** Start of PAGE EXTRACT **

The phenomenal speed at which the government spends money these days on various bailout programs leaves the short-term memory a little muddled. For example: the auto industry got its loan; GMAC gained membership to the U.S. commercial banking system; GMAC secured $6 billion in TARP funding; the Treasury is now in over its $350 billion head. But that was so yesterday.
Fortunately, George F. Will at the Washington Post is not as shortsighted as I. He writes a nice little rant n' rave piece about the GMAC saga (hat tip, reader Janie): In America's ever-more-democratic society, egalitarianism seeps into everything, even the supposedly severe meritocracy of sport. So every 7-year-old who has soccer shoes laced up by a parent gets a trophy just for showing up, and almost every college football team that is not dreadful is "bowl-eligible." That is why there are 34 bowl games, which is why you might not have noticed Tuesday's Bailout Bowl (Ball State vs. Tulsa, by the way), in which you could have seen your tax dollars at work. Or at play.

** End of PAGE EXTRACT **

• **TASK GOAL**:
In the bailout commentary, list each of the recent bailout developments given in its "For example" sentence. None of the data below is needed.

** Start of GIVEN INFORMATION **

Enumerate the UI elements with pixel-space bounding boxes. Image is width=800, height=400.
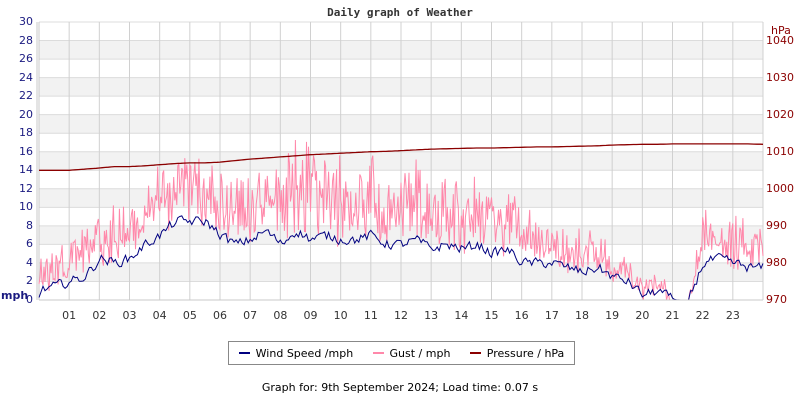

** End of GIVEN INFORMATION **

• **ANSWER TO THIS EXERCISE**:
- The auto industry got its loan.
- GMAC gained membership to the U.S. commercial banking system.
- GMAC secured $6 billion in TARP funding.
- The Treasury is now in over its $350 billion head.